§ Records shown:
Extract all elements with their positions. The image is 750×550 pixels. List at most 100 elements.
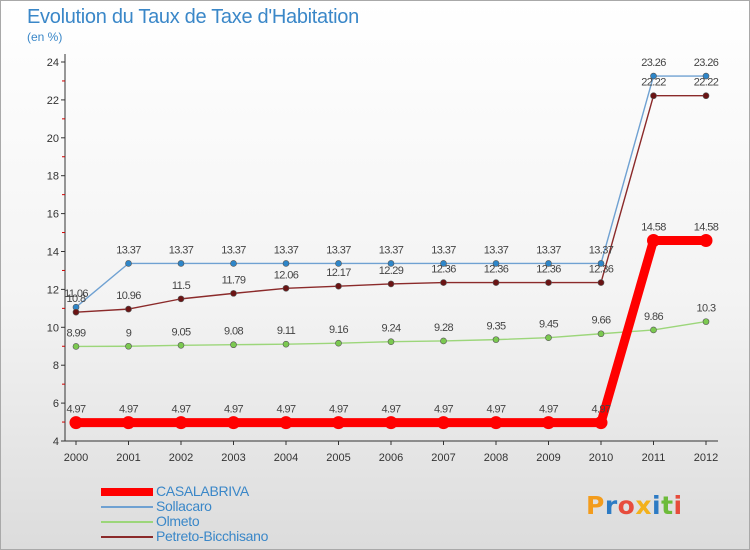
data-point bbox=[177, 342, 185, 349]
data-label: 4.97 bbox=[591, 404, 610, 416]
data-point bbox=[545, 260, 552, 267]
y-tick-label: 22 bbox=[47, 95, 59, 107]
data-point bbox=[125, 260, 132, 267]
data-label: 4.97 bbox=[171, 404, 190, 416]
data-label: 12.36 bbox=[484, 264, 509, 276]
data-point bbox=[492, 260, 500, 267]
y-tick-label: 6 bbox=[53, 398, 59, 410]
x-tick-label: 2006 bbox=[379, 452, 403, 464]
data-point bbox=[437, 416, 450, 430]
data-point bbox=[440, 279, 447, 286]
y-tick-label: 16 bbox=[47, 209, 59, 221]
y-tick-label: 10 bbox=[47, 322, 59, 334]
data-point bbox=[545, 279, 552, 286]
data-point bbox=[69, 416, 83, 430]
data-point bbox=[122, 416, 135, 430]
data-point bbox=[282, 284, 290, 292]
data-point bbox=[332, 416, 345, 430]
data-label: 13.37 bbox=[431, 244, 456, 256]
data-label: 23.26 bbox=[694, 57, 719, 69]
data-label: 10.96 bbox=[116, 290, 141, 302]
data-label: 4.97 bbox=[224, 404, 243, 416]
data-label: 4.97 bbox=[486, 404, 505, 416]
logo-letter: r bbox=[604, 491, 618, 520]
data-label: 9.45 bbox=[539, 319, 558, 331]
data-point bbox=[125, 342, 132, 350]
data-label: 9.35 bbox=[486, 321, 505, 333]
legend-item: Petreto-Bicchisano bbox=[101, 528, 361, 544]
data-label: 11.5 bbox=[172, 280, 191, 292]
data-label: 9.86 bbox=[644, 311, 663, 323]
x-tick-label: 2008 bbox=[484, 452, 508, 464]
data-label: 9.24 bbox=[381, 323, 400, 335]
legend-swatch bbox=[101, 521, 153, 523]
legend-swatch bbox=[101, 488, 153, 496]
data-label: 13.37 bbox=[536, 244, 561, 256]
data-point bbox=[440, 337, 447, 345]
data-label: 9 bbox=[126, 327, 132, 339]
data-point bbox=[489, 416, 503, 430]
data-label: 10.3 bbox=[696, 303, 715, 315]
data-label: 13.37 bbox=[116, 244, 141, 256]
data-label: 11.06 bbox=[64, 288, 88, 300]
data-label: 9.16 bbox=[329, 324, 348, 336]
data-point bbox=[227, 416, 240, 430]
data-label: 13.37 bbox=[221, 244, 246, 256]
data-point bbox=[384, 416, 398, 430]
legend-label: Sollacaro bbox=[156, 498, 212, 514]
chart-subtitle: (en %) bbox=[27, 30, 63, 44]
data-point bbox=[282, 260, 290, 267]
y-tick-label: 12 bbox=[47, 284, 59, 296]
data-point bbox=[647, 234, 660, 248]
data-label: 9.08 bbox=[224, 326, 243, 338]
data-label: 14.58 bbox=[641, 222, 666, 234]
legend-item: CASALABRIVA bbox=[101, 483, 361, 499]
logo-letter: t bbox=[661, 491, 674, 520]
data-point bbox=[282, 340, 290, 348]
data-label: 4.97 bbox=[119, 404, 138, 416]
x-tick-label: 2011 bbox=[642, 452, 666, 464]
chart-title: Evolution du Taux de Taxe d'Habitation bbox=[27, 6, 359, 28]
data-point bbox=[702, 318, 710, 325]
series-line-petreto-bicchisano bbox=[75, 95, 707, 313]
data-label: 13.37 bbox=[169, 244, 194, 256]
data-point bbox=[492, 279, 500, 286]
data-point bbox=[440, 260, 447, 267]
data-label: 12.36 bbox=[536, 264, 561, 276]
data-point bbox=[387, 280, 395, 288]
data-label: 8.99 bbox=[66, 327, 85, 339]
logo-letter: P bbox=[586, 491, 605, 520]
data-label: 4.97 bbox=[381, 404, 400, 416]
data-point bbox=[650, 326, 657, 334]
legend-label: CASALABRIVA bbox=[156, 483, 249, 499]
legend-label: Olmeto bbox=[156, 513, 200, 529]
legend-label: Petreto-Bicchisano bbox=[156, 528, 269, 544]
x-tick-label: 2010 bbox=[589, 452, 613, 464]
data-point bbox=[594, 416, 608, 430]
data-label: 4.97 bbox=[329, 404, 348, 416]
data-point bbox=[545, 334, 552, 342]
logo-letter: x bbox=[635, 491, 652, 520]
x-tick-label: 2005 bbox=[326, 452, 350, 464]
data-point bbox=[335, 282, 342, 290]
data-point bbox=[492, 336, 500, 343]
data-point bbox=[335, 260, 342, 267]
data-label: 14.58 bbox=[694, 222, 719, 234]
data-label: 13.37 bbox=[274, 244, 299, 256]
data-point bbox=[542, 416, 555, 430]
data-point bbox=[702, 72, 710, 80]
data-point bbox=[699, 234, 713, 248]
y-tick-label: 8 bbox=[53, 360, 59, 372]
data-label: 12.29 bbox=[379, 265, 404, 277]
data-label: 12.17 bbox=[326, 267, 351, 279]
data-label: 4.97 bbox=[434, 404, 453, 416]
y-tick-label: 20 bbox=[47, 133, 59, 145]
x-tick-label: 2000 bbox=[64, 452, 88, 464]
legend-item: Olmeto bbox=[101, 513, 361, 529]
x-tick-label: 2007 bbox=[431, 452, 455, 464]
data-label: 12.06 bbox=[274, 269, 299, 281]
data-point bbox=[650, 72, 657, 80]
data-point bbox=[597, 279, 605, 286]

§ What this task involves: Rewrite the lines above as a JSON list of strings, one string per line, without blank lines or pictures.

§ Problem solution:
[
  "Extract all elements with their positions. The image is 750×550 pixels. List at most 100 elements.",
  "data-point bbox=[177, 342, 185, 349]",
  "data-label: 4.97 bbox=[591, 404, 610, 416]",
  "data-point bbox=[545, 260, 552, 267]",
  "y-tick-label: 22 bbox=[47, 95, 59, 107]",
  "data-point bbox=[125, 260, 132, 267]",
  "data-label: 4.97 bbox=[171, 404, 190, 416]",
  "data-label: 12.36 bbox=[484, 264, 509, 276]",
  "data-point bbox=[492, 260, 500, 267]",
  "y-tick-label: 6 bbox=[53, 398, 59, 410]",
  "x-tick-label: 2006 bbox=[379, 452, 403, 464]",
  "data-point bbox=[437, 416, 450, 430]",
  "data-point bbox=[440, 279, 447, 286]",
  "y-tick-label: 16 bbox=[47, 209, 59, 221]",
  "y-tick-label: 10 bbox=[47, 322, 59, 334]",
  "data-point bbox=[545, 279, 552, 286]",
  "data-point bbox=[69, 416, 83, 430]",
  "data-point bbox=[122, 416, 135, 430]",
  "data-point bbox=[282, 284, 290, 292]",
  "data-point bbox=[332, 416, 345, 430]",
  "data-label: 13.37 bbox=[431, 244, 456, 256]",
  "data-label: 23.26 bbox=[694, 57, 719, 69]",
  "data-label: 10.96 bbox=[116, 290, 141, 302]",
  "data-label: 4.97 bbox=[224, 404, 243, 416]",
  "data-label: 4.97 bbox=[486, 404, 505, 416]",
  "logo-letter: r bbox=[604, 491, 618, 520]",
  "data-label: 9.45 bbox=[539, 319, 558, 331]",
  "data-point bbox=[125, 342, 132, 350]",
  "data-label: 9.35 bbox=[486, 321, 505, 333]",
  "legend-item: Petreto-Bicchisano bbox=[101, 528, 361, 544]",
  "data-label: 11.5 bbox=[172, 280, 191, 292]",
  "data-label: 9.86 bbox=[644, 311, 663, 323]",
  "x-tick-label: 2008 bbox=[484, 452, 508, 464]",
  "data-label: 9.24 bbox=[381, 323, 400, 335]",
  "legend-swatch bbox=[101, 521, 153, 523]",
  "legend-swatch bbox=[101, 488, 153, 496]",
  "data-label: 13.37 bbox=[536, 244, 561, 256]",
  "data-point bbox=[440, 337, 447, 345]",
  "data-label: 9 bbox=[126, 327, 132, 339]",
  "data-point bbox=[489, 416, 503, 430]",
  "data-label: 10.3 bbox=[696, 303, 715, 315]",
  "data-label: 13.37 bbox=[116, 244, 141, 256]",
  "data-label: 11.06 bbox=[64, 288, 88, 300]",
  "data-label: 9.16 bbox=[329, 324, 348, 336]",
  "data-point bbox=[227, 416, 240, 430]",
  "data-label: 13.37 bbox=[221, 244, 246, 256]",
  "data-point bbox=[384, 416, 398, 430]",
  "legend-label: Sollacaro bbox=[156, 498, 212, 514]",
  "chart-subtitle: (en %) bbox=[27, 30, 63, 44]",
  "data-point bbox=[282, 260, 290, 267]",
  "y-tick-label: 12 bbox=[47, 284, 59, 296]",
  "data-point bbox=[647, 234, 660, 248]",
  "data-label: 9.08 bbox=[224, 326, 243, 338]",
  "data-label: 14.58 bbox=[641, 222, 666, 234]",
  "legend-item: CASALABRIVA bbox=[101, 483, 361, 499]",
  "logo-letter: t bbox=[661, 491, 674, 520]",
  "data-point bbox=[282, 340, 290, 348]",
  "data-label: 4.97 bbox=[119, 404, 138, 416]",
  "x-tick-label: 2011 bbox=[642, 452, 666, 464]",
  "chart-title: Evolution du Taux de Taxe d'Habitation bbox=[27, 6, 359, 28]",
  "data-point bbox=[702, 318, 710, 325]",
  "series-line-petreto-bicchisano bbox=[75, 95, 707, 313]",
  "data-label: 13.37 bbox=[169, 244, 194, 256]",
  "data-point bbox=[492, 279, 500, 286]",
  "data-point bbox=[440, 260, 447, 267]",
  "data-label: 12.36 bbox=[536, 264, 561, 276]",
  "data-point bbox=[387, 280, 395, 288]",
  "data-label: 8.99 bbox=[66, 327, 85, 339]",
  "logo-letter: P bbox=[586, 491, 605, 520]",
  "data-label: 4.97 bbox=[381, 404, 400, 416]",
  "data-point bbox=[650, 326, 657, 334]",
  "legend-label: CASALABRIVA bbox=[156, 483, 249, 499]",
  "legend-label: Olmeto bbox=[156, 513, 200, 529]",
  "legend-label: Petreto-Bicchisano bbox=[156, 528, 269, 544]",
  "x-tick-label: 2010 bbox=[589, 452, 613, 464]",
  "data-point bbox=[594, 416, 608, 430]",
  "data-label: 4.97 bbox=[329, 404, 348, 416]",
  "data-point bbox=[545, 334, 552, 342]",
  "logo-letter: x bbox=[635, 491, 652, 520]",
  "x-tick-label: 2005 bbox=[326, 452, 350, 464]",
  "data-point bbox=[335, 282, 342, 290]",
  "data-point bbox=[492, 336, 500, 343]",
  "data-point bbox=[335, 260, 342, 267]",
  "data-label: 14.58 bbox=[694, 222, 719, 234]",
  "data-label: 13.37 bbox=[274, 244, 299, 256]",
  "data-point bbox=[542, 416, 555, 430]",
  "data-point bbox=[702, 72, 710, 80]",
  "data-point bbox=[699, 234, 713, 248]",
  "y-tick-label: 8 bbox=[53, 360, 59, 372]",
  "data-label: 12.29 bbox=[379, 265, 404, 277]",
  "data-label: 12.17 bbox=[326, 267, 351, 279]",
  "data-label: 4.97 bbox=[434, 404, 453, 416]",
  "y-tick-label: 20 bbox=[47, 133, 59, 145]",
  "x-tick-label: 2000 bbox=[64, 452, 88, 464]",
  "legend-item: Olmeto bbox=[101, 513, 361, 529]",
  "x-tick-label: 2007 bbox=[431, 452, 455, 464]",
  "data-label: 12.06 bbox=[274, 269, 299, 281]",
  "data-point bbox=[650, 72, 657, 80]",
  "data-point bbox=[597, 279, 605, 286]"
]